- **Exercise requirements**
Please say how many lines in the entries below hold the string "test", with no other words.

Page layout parsing data
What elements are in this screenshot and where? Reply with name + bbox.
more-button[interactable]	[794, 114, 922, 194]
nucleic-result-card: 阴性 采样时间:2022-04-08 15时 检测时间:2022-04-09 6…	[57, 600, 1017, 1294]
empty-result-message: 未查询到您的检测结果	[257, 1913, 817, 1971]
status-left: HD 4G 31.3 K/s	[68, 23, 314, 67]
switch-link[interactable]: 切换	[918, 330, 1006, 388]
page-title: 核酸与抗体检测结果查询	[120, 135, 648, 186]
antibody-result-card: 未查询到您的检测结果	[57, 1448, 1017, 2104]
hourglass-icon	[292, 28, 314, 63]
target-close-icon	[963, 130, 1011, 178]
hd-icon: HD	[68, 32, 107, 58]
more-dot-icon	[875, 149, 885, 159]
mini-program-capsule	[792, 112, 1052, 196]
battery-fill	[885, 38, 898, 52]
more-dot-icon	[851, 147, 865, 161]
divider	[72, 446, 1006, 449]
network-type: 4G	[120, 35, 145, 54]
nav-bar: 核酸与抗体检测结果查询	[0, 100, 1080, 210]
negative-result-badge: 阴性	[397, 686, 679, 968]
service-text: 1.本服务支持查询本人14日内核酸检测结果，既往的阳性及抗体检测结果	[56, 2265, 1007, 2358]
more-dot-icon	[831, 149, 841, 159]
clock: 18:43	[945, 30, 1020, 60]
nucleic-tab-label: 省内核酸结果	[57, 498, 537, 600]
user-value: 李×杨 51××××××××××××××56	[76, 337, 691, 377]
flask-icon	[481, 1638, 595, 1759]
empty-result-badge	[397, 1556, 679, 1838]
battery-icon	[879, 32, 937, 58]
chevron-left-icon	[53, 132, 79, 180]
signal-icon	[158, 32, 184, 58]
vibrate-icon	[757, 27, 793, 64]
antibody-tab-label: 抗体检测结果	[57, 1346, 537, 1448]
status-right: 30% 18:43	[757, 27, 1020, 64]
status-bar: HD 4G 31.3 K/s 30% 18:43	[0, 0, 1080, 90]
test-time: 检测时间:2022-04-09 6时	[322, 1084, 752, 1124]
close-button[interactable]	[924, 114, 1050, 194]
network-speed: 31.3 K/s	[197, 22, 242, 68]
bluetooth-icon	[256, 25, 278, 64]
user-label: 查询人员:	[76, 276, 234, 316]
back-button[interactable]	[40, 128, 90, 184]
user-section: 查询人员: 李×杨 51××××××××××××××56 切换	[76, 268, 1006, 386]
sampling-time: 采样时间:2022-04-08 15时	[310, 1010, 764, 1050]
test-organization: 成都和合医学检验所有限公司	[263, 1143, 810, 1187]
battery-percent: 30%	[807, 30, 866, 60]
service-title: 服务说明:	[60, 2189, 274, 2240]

- **Solution below**
2